■ **REQUIREMENTS**
The entries below need to be written out exactly, with no pictures included.

Collected data
__________

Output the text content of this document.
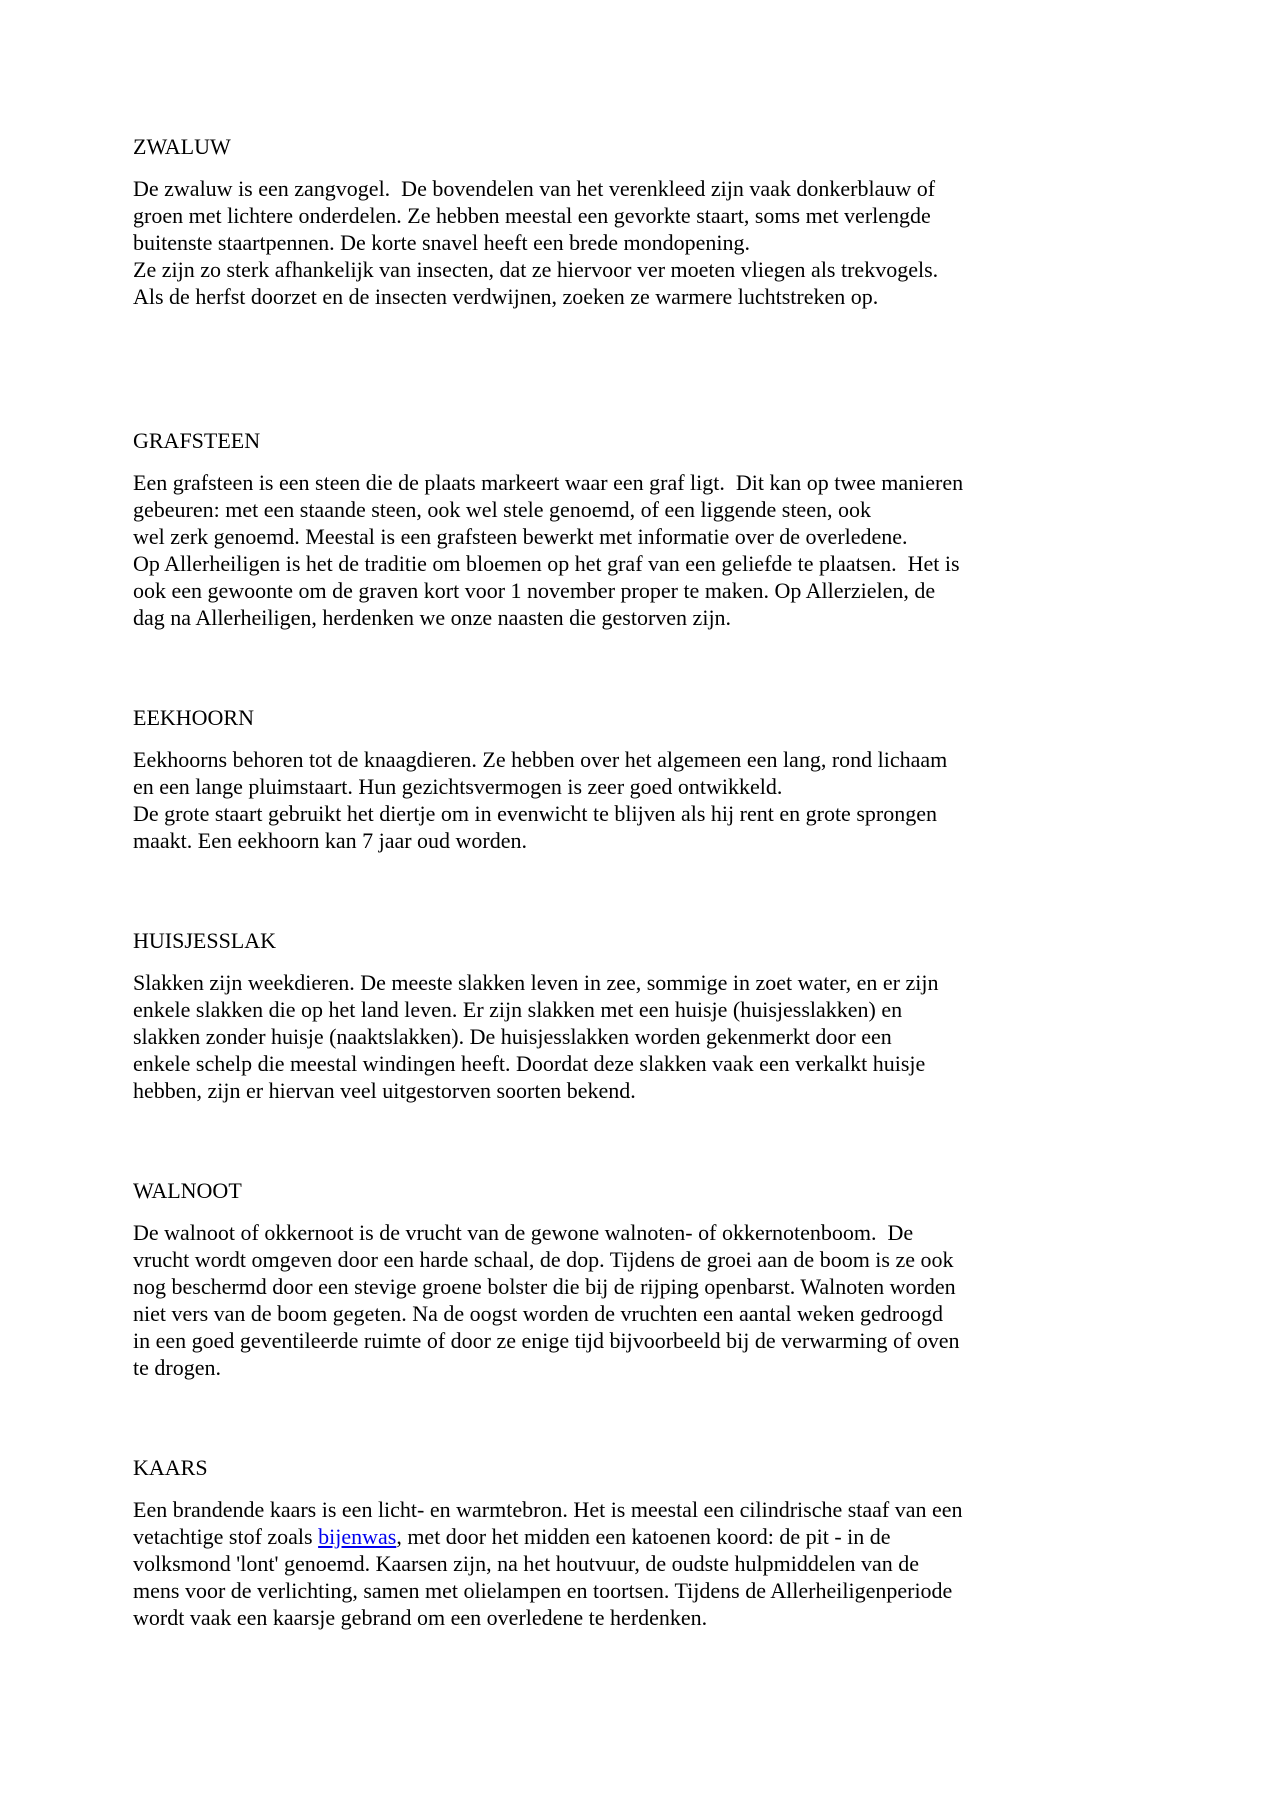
ZWALUW
De zwaluw is een zangvogel.  De bovendelen van het verenkleed zijn vaak donkerblauw of
groen met lichtere onderdelen. Ze hebben meestal een gevorkte staart, soms met verlengde
buitenste staartpennen. De korte snavel heeft een brede mondopening.
Ze zijn zo sterk afhankelijk van insecten, dat ze hiervoor ver moeten vliegen als trekvogels.
Als de herfst doorzet en de insecten verdwijnen, zoeken ze warmere luchtstreken op.
GRAFSTEEN
Een grafsteen is een steen die de plaats markeert waar een graf ligt.  Dit kan op twee manieren
gebeuren: met een staande steen, ook wel stele genoemd, of een liggende steen, ook
wel zerk genoemd. Meestal is een grafsteen bewerkt met informatie over de overledene.
Op Allerheiligen is het de traditie om bloemen op het graf van een geliefde te plaatsen.  Het is
ook een gewoonte om de graven kort voor 1 november proper te maken. Op Allerzielen, de
dag na Allerheiligen, herdenken we onze naasten die gestorven zijn.
EEKHOORN
Eekhoorns behoren tot de knaagdieren. Ze hebben over het algemeen een lang, rond lichaam
en een lange pluimstaart. Hun gezichtsvermogen is zeer goed ontwikkeld.
De grote staart gebruikt het diertje om in evenwicht te blijven als hij rent en grote sprongen
maakt. Een eekhoorn kan 7 jaar oud worden.
HUISJESSLAK
Slakken zijn weekdieren. De meeste slakken leven in zee, sommige in zoet water, en er zijn
enkele slakken die op het land leven. Er zijn slakken met een huisje (huisjesslakken) en
slakken zonder huisje (naaktslakken). De huisjesslakken worden gekenmerkt door een
enkele schelp die meestal windingen heeft. Doordat deze slakken vaak een verkalkt huisje
hebben, zijn er hiervan veel uitgestorven soorten bekend.
WALNOOT
De walnoot of okkernoot is de vrucht van de gewone walnoten- of okkernotenboom.  De
vrucht wordt omgeven door een harde schaal, de dop. Tijdens de groei aan de boom is ze ook
nog beschermd door een stevige groene bolster die bij de rijping openbarst. Walnoten worden
niet vers van de boom gegeten. Na de oogst worden de vruchten een aantal weken gedroogd
in een goed geventileerde ruimte of door ze enige tijd bijvoorbeeld bij de verwarming of oven
te drogen.
KAARS
Een brandende kaars is een licht- en warmtebron. Het is meestal een cilindrische staaf van een
vetachtige stof zoals bijenwas, met door het midden een katoenen koord: de pit - in de
volksmond 'lont' genoemd. Kaarsen zijn, na het houtvuur, de oudste hulpmiddelen van de
mens voor de verlichting, samen met olielampen en toortsen. Tijdens de Allerheiligenperiode
wordt vaak een kaarsje gebrand om een overledene te herdenken.
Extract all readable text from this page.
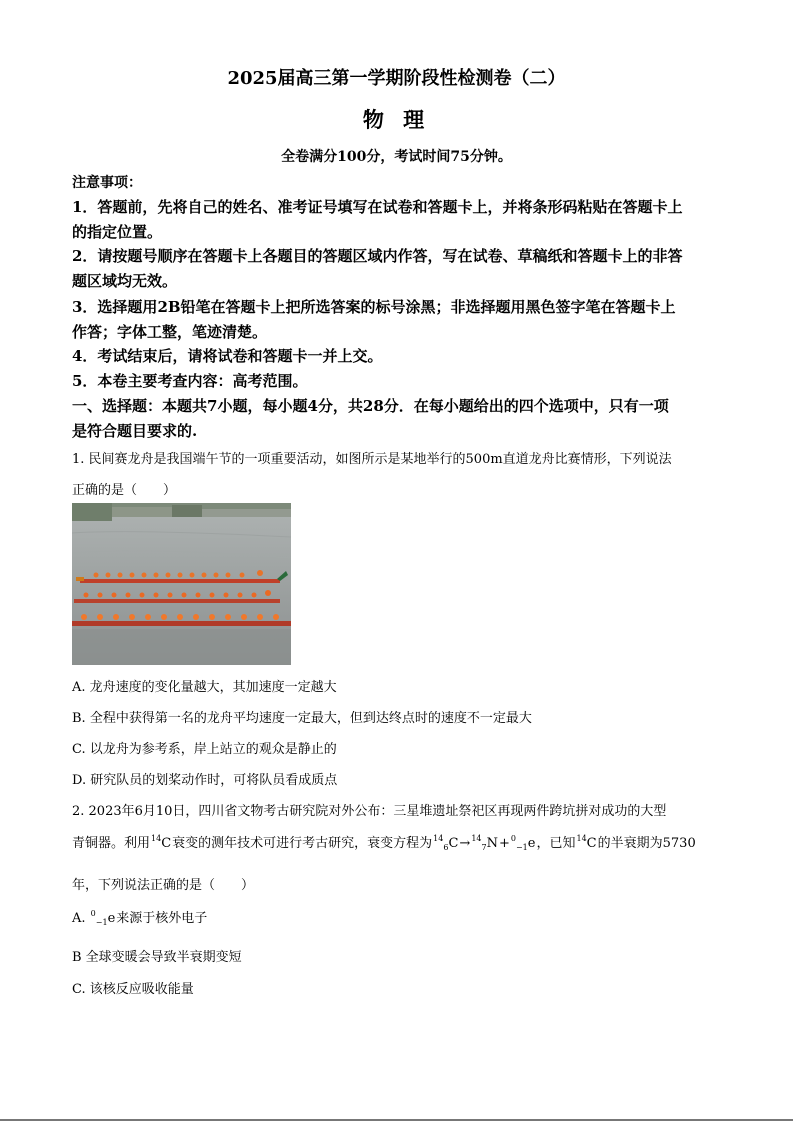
2025届高三第一学期阶段性检测卷（二）
物 理
全卷满分100分，考试时间75分钟。
注意事项：
1．答题前，先将自己的姓名、准考证号填写在试卷和答题卡上，并将条形码粘贴在答题卡上
的指定位置。
2．请按题号顺序在答题卡上各题目的答题区域内作答，写在试卷、草稿纸和答题卡上的非答
题区域均无效。
3．选择题用2B铅笔在答题卡上把所选答案的标号涂黑；非选择题用黑色签字笔在答题卡上
作答；字体工整，笔迹清楚。
4．考试结束后，请将试卷和答题卡一并上交。
5．本卷主要考查内容：高考范围。
一、选择题：本题共7小题，每小题4分，共28分．在每小题给出的四个选项中，只有一项
是符合题目要求的.
1. 民间赛龙舟是我国端午节的一项重要活动，如图所示是某地举行的500m直道龙舟比赛情形，下列说法
正确的是（　　）
A. 龙舟速度的变化量越大，其加速度一定越大
B. 全程中获得第一名的龙舟平均速度一定最大，但到达终点时的速度不一定最大
C. 以龙舟为参考系，岸上站立的观众是静止的
D. 研究队员的划桨动作时，可将队员看成质点
2. 2023年6月10日，四川省文物考古研究院对外公布：三星堆遗址祭祀区再现两件跨坑拼对成功的大型
青铜器。利用$^{14}$C衰变的测年技术可进行考古研究，衰变方程为$^{14}_6$C→$^{14}_7$N+$^0_{-1}$e，已知$^{14}$C的半衰期为5730
年，下列说法正确的是（　　）
A. $^0_{-1}$e来源于核外电子
B 全球变暖会导致半衰期变短
C. 该核反应吸收能量
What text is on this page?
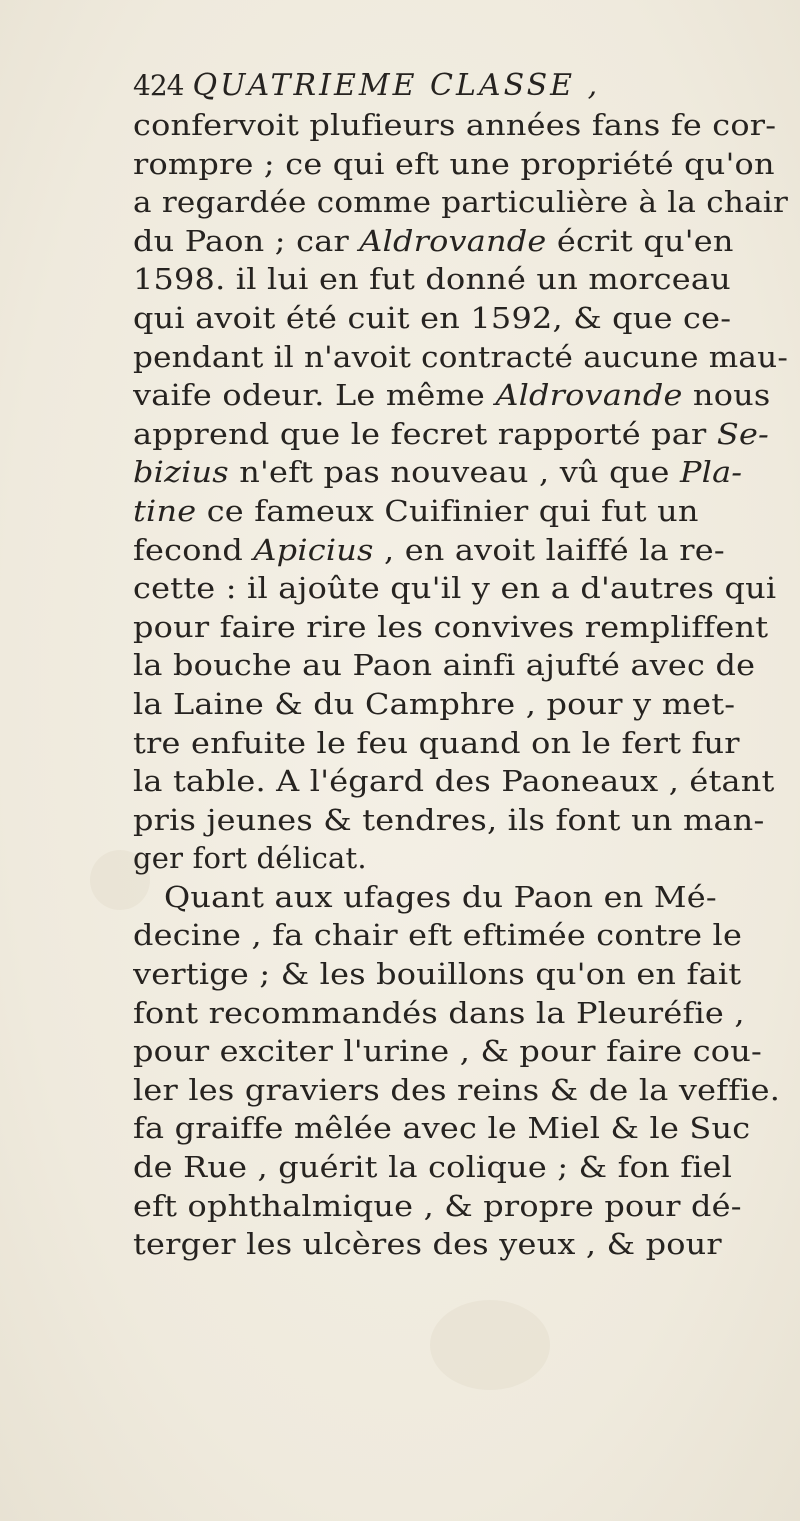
424 QUATRIEME CLASSE ,
confervoit plufieurs années fans fe cor-
rompre ; ce qui eft une propriété qu'on
a regardée comme particulière à la chair
du Paon ; car Aldrovande écrit qu'en
1598. il lui en fut donné un morceau
qui avoit été cuit en 1592, & que ce-
pendant il n'avoit contracté aucune mau-
vaife odeur. Le même Aldrovande nous
apprend que le fecret rapporté par Se-
bizius n'eft pas nouveau , vû que Pla-
tine ce fameux Cuifinier qui fut un
fecond Apicius , en avoit laiffé la re-
cette : il ajoûte qu'il y en a d'autres qui
pour faire rire les convives rempliffent
la bouche au Paon ainfi ajufté avec de
la Laine & du Camphre , pour y met-
tre enfuite le feu quand on le fert fur
la table. A l'égard des Paoneaux , étant
pris jeunes & tendres, ils font un man-
ger fort délicat.
Quant aux ufages du Paon en Mé-
decine , fa chair eft eftimée contre le
vertige ; & les bouillons qu'on en fait
font recommandés dans la Pleuréfie ,
pour exciter l'urine , & pour faire cou-
ler les graviers des reins & de la veffie.
fa graiffe mêlée avec le Miel & le Suc
de Rue , guérit la colique ; & fon fiel
eft ophthalmique , & propre pour dé-
terger les ulcères des yeux , & pour
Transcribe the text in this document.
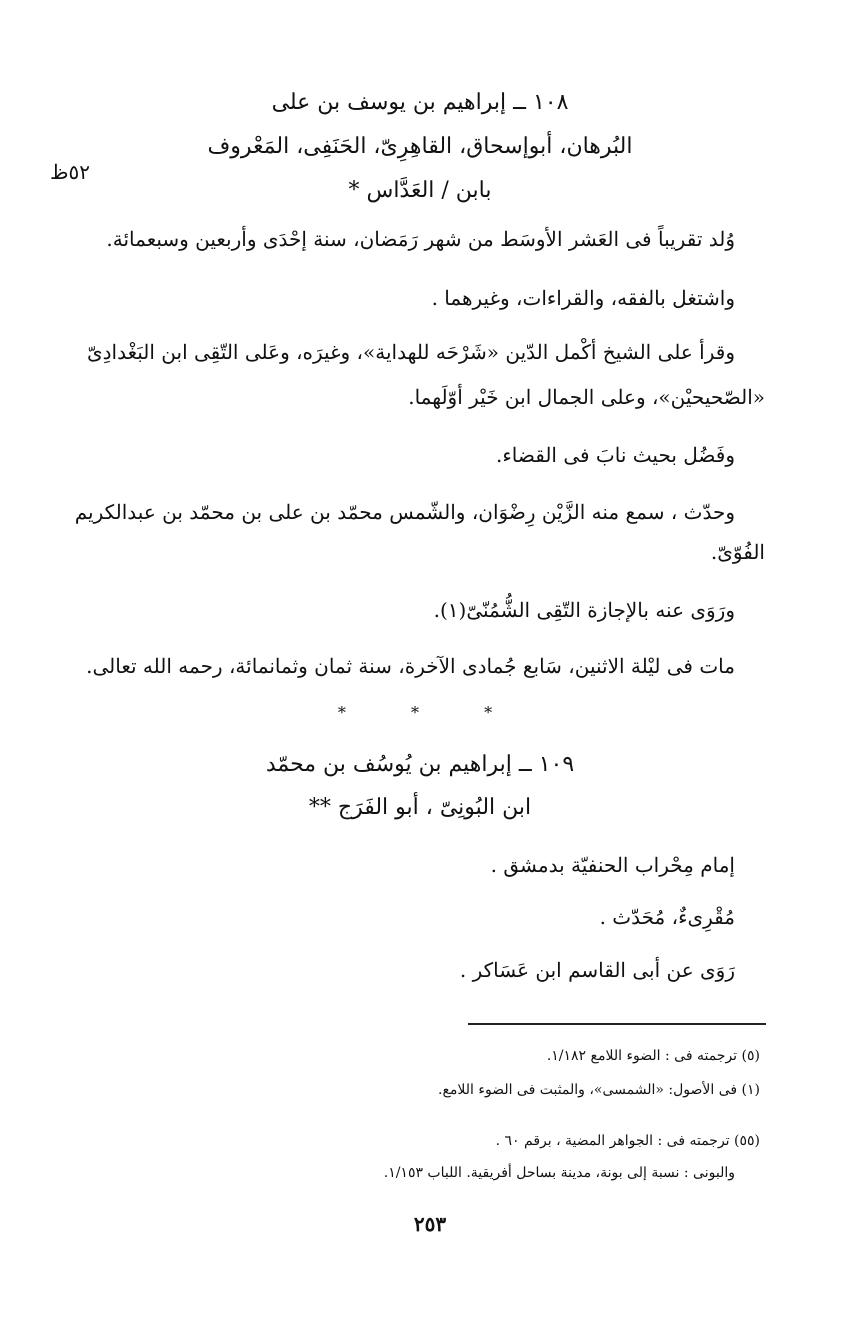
٥٢ظ
١٠٨ ــ إبراهيم بن يوسف بن على
البُرهان، أبوإسحاق، القاهِرِىّ، الحَنَفِى، المَعْروف
بابن / العَدَّاس *
وُلد تقريباً فى العَشر الأوسَط من شهر رَمَضان، سنة إحْدَى وأربعين وسبعمائة.
واشتغل بالفقه، والقراءات، وغيرهما .
وقرأ على الشيخ أكْمل الدّين «شَرْحَه للهداية»، وغيرَه، وعَلى التّقِى ابن البَغْدادِىّ
«الصّحيحيْن»، وعلى الجمال ابن خَيْر أوّلَهما.
وفَضُل بحيث نابَ فى القضاء.
وحدّث ، سمع منه الزَّيْن رِضْوَان، والشّمس محمّد بن على بن محمّد بن عبدالكريم
الفُوّىّ.
ورَوَى عنه بالإجازة التّقِى الشُّمُنّىّ(١).
مات فى ليْلة الاثنين، سَابع جُمادى الآخرة، سنة ثمان وثمانمائة، رحمه الله تعالى.
* * *
١٠٩ ــ إبراهيم بن يُوسُف بن محمّد
ابن البُونِىّ ، أبو الفَرَج **
إمام مِحْراب الحنفيّة بدمشق .
مُقْرِىءٌ، مُحَدّث .
رَوَى عن أبى القاسم ابن عَسَاكر .
(٥) ترجمته فى : الضوء اللامع ١/١٨٢.
(١) فى الأصول: «الشمسى»، والمثبت فى الضوء اللامع.
(٥٥) ترجمته فى : الجواهر المضية ، برقم ٦٠ .
والبونى : نسبة إلى بونة، مدينة بساحل أفريقية. اللباب ١/١٥٣.
٢٥٣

__________

■ **SOLUTION FOR THIS PROBLEM**
Output the text content of this document.
ZWALUW
De zwaluw is een zangvogel.  De bovendelen van het verenkleed zijn vaak donkerblauw of
groen met lichtere onderdelen. Ze hebben meestal een gevorkte staart, soms met verlengde
buitenste staartpennen. De korte snavel heeft een brede mondopening.
Ze zijn zo sterk afhankelijk van insecten, dat ze hiervoor ver moeten vliegen als trekvogels.
Als de herfst doorzet en de insecten verdwijnen, zoeken ze warmere luchtstreken op.
GRAFSTEEN
Een grafsteen is een steen die de plaats markeert waar een graf ligt.  Dit kan op twee manieren
gebeuren: met een staande steen, ook wel stele genoemd, of een liggende steen, ook
wel zerk genoemd. Meestal is een grafsteen bewerkt met informatie over de overledene.
Op Allerheiligen is het de traditie om bloemen op het graf van een geliefde te plaatsen.  Het is
ook een gewoonte om de graven kort voor 1 november proper te maken. Op Allerzielen, de
dag na Allerheiligen, herdenken we onze naasten die gestorven zijn.
EEKHOORN
Eekhoorns behoren tot de knaagdieren. Ze hebben over het algemeen een lang, rond lichaam
en een lange pluimstaart. Hun gezichtsvermogen is zeer goed ontwikkeld.
De grote staart gebruikt het diertje om in evenwicht te blijven als hij rent en grote sprongen
maakt. Een eekhoorn kan 7 jaar oud worden.
HUISJESSLAK
Slakken zijn weekdieren. De meeste slakken leven in zee, sommige in zoet water, en er zijn
enkele slakken die op het land leven. Er zijn slakken met een huisje (huisjesslakken) en
slakken zonder huisje (naaktslakken). De huisjesslakken worden gekenmerkt door een
enkele schelp die meestal windingen heeft. Doordat deze slakken vaak een verkalkt huisje
hebben, zijn er hiervan veel uitgestorven soorten bekend.
WALNOOT
De walnoot of okkernoot is de vrucht van de gewone walnoten- of okkernotenboom.  De
vrucht wordt omgeven door een harde schaal, de dop. Tijdens de groei aan de boom is ze ook
nog beschermd door een stevige groene bolster die bij de rijping openbarst. Walnoten worden
niet vers van de boom gegeten. Na de oogst worden de vruchten een aantal weken gedroogd
in een goed geventileerde ruimte of door ze enige tijd bijvoorbeeld bij de verwarming of oven
te drogen.
KAARS
Een brandende kaars is een licht- en warmtebron. Het is meestal een cilindrische staaf van een
vetachtige stof zoals bijenwas, met door het midden een katoenen koord: de pit - in de
volksmond 'lont' genoemd. Kaarsen zijn, na het houtvuur, de oudste hulpmiddelen van de
mens voor de verlichting, samen met olielampen en toortsen. Tijdens de Allerheiligenperiode
wordt vaak een kaarsje gebrand om een overledene te herdenken.
Extract all readable text from this page.
2025届高三第一学期阶段性检测卷（二）
物 理
全卷满分100分，考试时间75分钟。
注意事项：
1．答题前，先将自己的姓名、准考证号填写在试卷和答题卡上，并将条形码粘贴在答题卡上
的指定位置。
2．请按题号顺序在答题卡上各题目的答题区域内作答，写在试卷、草稿纸和答题卡上的非答
题区域均无效。
3．选择题用2B铅笔在答题卡上把所选答案的标号涂黑；非选择题用黑色签字笔在答题卡上
作答；字体工整，笔迹清楚。
4．考试结束后，请将试卷和答题卡一并上交。
5．本卷主要考查内容：高考范围。
一、选择题：本题共7小题，每小题4分，共28分．在每小题给出的四个选项中，只有一项
是符合题目要求的.
1. 民间赛龙舟是我国端午节的一项重要活动，如图所示是某地举行的500m直道龙舟比赛情形，下列说法
正确的是（　　）
A. 龙舟速度的变化量越大，其加速度一定越大
B. 全程中获得第一名的龙舟平均速度一定最大，但到达终点时的速度不一定最大
C. 以龙舟为参考系，岸上站立的观众是静止的
D. 研究队员的划桨动作时，可将队员看成质点
2. 2023年6月10日，四川省文物考古研究院对外公布：三星堆遗址祭祀区再现两件跨坑拼对成功的大型
青铜器。利用$^{14}$C衰变的测年技术可进行考古研究，衰变方程为$^{14}_6$C→$^{14}_7$N+$^0_{-1}$e，已知$^{14}$C的半衰期为5730
年，下列说法正确的是（　　）
A. $^0_{-1}$e来源于核外电子
B 全球变暖会导致半衰期变短
C. 该核反应吸收能量
What text is on this page?
424 QUATRIEME CLASSE ,
confervoit plufieurs années fans fe cor-
rompre ; ce qui eft une propriété qu'on
a regardée comme particulière à la chair
du Paon ; car Aldrovande écrit qu'en
1598. il lui en fut donné un morceau
qui avoit été cuit en 1592, & que ce-
pendant il n'avoit contracté aucune mau-
vaife odeur. Le même Aldrovande nous
apprend que le fecret rapporté par Se-
bizius n'eft pas nouveau , vû que Pla-
tine ce fameux Cuifinier qui fut un
fecond Apicius , en avoit laiffé la re-
cette : il ajoûte qu'il y en a d'autres qui
pour faire rire les convives rempliffent
la bouche au Paon ainfi ajufté avec de
la Laine & du Camphre , pour y met-
tre enfuite le feu quand on le fert fur
la table. A l'égard des Paoneaux , étant
pris jeunes & tendres, ils font un man-
ger fort délicat.
Quant aux ufages du Paon en Mé-
decine , fa chair eft eftimée contre le
vertige ; & les bouillons qu'on en fait
font recommandés dans la Pleuréfie ,
pour exciter l'urine , & pour faire cou-
ler les graviers des reins & de la veffie.
fa graiffe mêlée avec le Miel & le Suc
de Rue , guérit la colique ; & fon fiel
eft ophthalmique , & propre pour dé-
terger les ulcères des yeux , & pour
Transcribe the text in this document.
٥٢ظ
١٠٨ ــ إبراهيم بن يوسف بن على
البُرهان، أبوإسحاق، القاهِرِىّ، الحَنَفِى، المَعْروف
بابن / العَدَّاس *
وُلد تقريباً فى العَشر الأوسَط من شهر رَمَضان، سنة إحْدَى وأربعين وسبعمائة.
واشتغل بالفقه، والقراءات، وغيرهما .
وقرأ على الشيخ أكْمل الدّين «شَرْحَه للهداية»، وغيرَه، وعَلى التّقِى ابن البَغْدادِىّ
«الصّحيحيْن»، وعلى الجمال ابن خَيْر أوّلَهما.
وفَضُل بحيث نابَ فى القضاء.
وحدّث ، سمع منه الزَّيْن رِضْوَان، والشّمس محمّد بن على بن محمّد بن عبدالكريم
الفُوّىّ.
ورَوَى عنه بالإجازة التّقِى الشُّمُنّىّ(١).
مات فى ليْلة الاثنين، سَابع جُمادى الآخرة، سنة ثمان وثمانمائة، رحمه الله تعالى.
* * *
١٠٩ ــ إبراهيم بن يُوسُف بن محمّد
ابن البُونِىّ ، أبو الفَرَج **
إمام مِحْراب الحنفيّة بدمشق .
مُقْرِىءٌ، مُحَدّث .
رَوَى عن أبى القاسم ابن عَسَاكر .
(٥) ترجمته فى : الضوء اللامع ١/١٨٢.
(١) فى الأصول: «الشمسى»، والمثبت فى الضوء اللامع.
(٥٥) ترجمته فى : الجواهر المضية ، برقم ٦٠ .
والبونى : نسبة إلى بونة، مدينة بساحل أفريقية. اللباب ١/١٥٣.
٢٥٣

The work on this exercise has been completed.